Set problem
Bring together all lines of the material below that contain the string "info".

Provided data
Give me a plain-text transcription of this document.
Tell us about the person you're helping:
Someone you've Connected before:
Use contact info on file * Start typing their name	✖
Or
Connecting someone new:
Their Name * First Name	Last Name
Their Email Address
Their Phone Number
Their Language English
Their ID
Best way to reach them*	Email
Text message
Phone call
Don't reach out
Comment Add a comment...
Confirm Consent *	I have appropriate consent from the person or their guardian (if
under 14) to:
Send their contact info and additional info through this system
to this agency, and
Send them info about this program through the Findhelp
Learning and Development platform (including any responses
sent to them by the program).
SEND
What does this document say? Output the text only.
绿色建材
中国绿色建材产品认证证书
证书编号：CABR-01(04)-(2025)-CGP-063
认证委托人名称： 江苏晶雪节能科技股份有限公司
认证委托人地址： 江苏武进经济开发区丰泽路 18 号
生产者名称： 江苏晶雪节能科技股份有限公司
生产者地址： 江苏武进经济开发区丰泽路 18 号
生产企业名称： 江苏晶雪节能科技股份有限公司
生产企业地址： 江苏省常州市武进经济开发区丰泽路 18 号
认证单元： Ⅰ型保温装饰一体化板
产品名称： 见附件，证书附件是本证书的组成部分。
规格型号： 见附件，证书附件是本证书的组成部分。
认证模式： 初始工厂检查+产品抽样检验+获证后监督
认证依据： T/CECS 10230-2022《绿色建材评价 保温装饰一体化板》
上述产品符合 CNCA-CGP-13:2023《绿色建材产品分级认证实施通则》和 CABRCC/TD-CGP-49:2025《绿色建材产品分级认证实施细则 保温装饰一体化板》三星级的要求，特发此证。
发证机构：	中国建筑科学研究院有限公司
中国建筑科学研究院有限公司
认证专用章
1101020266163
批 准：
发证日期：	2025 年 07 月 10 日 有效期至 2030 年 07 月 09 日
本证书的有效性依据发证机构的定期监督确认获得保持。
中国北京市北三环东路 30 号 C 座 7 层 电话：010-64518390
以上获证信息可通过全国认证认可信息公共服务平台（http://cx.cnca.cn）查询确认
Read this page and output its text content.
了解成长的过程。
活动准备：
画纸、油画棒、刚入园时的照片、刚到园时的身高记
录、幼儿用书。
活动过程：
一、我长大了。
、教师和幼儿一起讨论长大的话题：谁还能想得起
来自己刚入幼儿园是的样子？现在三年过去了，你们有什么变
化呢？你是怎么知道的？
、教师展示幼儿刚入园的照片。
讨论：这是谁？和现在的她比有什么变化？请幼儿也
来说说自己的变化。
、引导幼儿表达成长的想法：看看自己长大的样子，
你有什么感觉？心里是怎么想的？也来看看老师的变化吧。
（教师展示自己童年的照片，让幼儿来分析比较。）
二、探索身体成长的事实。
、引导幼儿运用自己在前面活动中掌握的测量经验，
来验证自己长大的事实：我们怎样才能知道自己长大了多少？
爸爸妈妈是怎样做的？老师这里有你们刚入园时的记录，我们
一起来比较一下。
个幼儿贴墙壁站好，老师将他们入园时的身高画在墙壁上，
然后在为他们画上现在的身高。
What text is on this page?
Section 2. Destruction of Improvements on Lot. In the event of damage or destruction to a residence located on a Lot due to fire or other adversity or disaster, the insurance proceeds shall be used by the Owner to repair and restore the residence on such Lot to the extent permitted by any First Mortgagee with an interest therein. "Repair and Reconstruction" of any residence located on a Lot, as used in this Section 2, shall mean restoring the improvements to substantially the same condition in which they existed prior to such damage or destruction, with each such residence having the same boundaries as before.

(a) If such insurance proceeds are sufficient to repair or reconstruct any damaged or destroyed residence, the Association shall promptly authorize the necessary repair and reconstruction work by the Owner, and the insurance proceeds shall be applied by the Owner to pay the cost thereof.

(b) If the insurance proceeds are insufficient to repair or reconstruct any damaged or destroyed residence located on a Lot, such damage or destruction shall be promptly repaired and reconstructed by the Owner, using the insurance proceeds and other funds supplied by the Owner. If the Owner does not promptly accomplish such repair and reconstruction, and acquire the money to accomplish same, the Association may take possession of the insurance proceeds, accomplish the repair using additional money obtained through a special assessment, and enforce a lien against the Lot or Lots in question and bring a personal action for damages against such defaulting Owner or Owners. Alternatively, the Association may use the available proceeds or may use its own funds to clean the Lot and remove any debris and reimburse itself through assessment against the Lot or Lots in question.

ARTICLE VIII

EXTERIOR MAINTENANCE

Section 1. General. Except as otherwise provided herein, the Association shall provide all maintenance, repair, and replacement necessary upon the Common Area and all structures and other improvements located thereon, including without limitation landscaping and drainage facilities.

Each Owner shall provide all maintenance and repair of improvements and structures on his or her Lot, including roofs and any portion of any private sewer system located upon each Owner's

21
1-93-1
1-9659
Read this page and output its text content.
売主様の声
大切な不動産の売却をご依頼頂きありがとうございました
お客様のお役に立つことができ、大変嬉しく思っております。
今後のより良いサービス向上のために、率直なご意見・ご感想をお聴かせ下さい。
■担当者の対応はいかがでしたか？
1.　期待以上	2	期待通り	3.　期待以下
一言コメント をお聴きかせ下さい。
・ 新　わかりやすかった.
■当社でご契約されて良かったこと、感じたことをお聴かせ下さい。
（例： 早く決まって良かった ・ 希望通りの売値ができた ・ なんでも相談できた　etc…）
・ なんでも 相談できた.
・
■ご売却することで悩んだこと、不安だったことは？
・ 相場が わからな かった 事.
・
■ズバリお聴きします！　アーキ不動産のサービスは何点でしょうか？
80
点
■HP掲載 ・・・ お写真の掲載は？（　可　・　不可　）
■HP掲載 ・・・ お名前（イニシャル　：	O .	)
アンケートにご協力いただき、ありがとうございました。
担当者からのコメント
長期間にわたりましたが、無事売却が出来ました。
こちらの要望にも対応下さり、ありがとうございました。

Finished task
Use contact info on file * Start typing their name	✖
Send their contact info and additional info through this system
Send them info about this program through the Findhelp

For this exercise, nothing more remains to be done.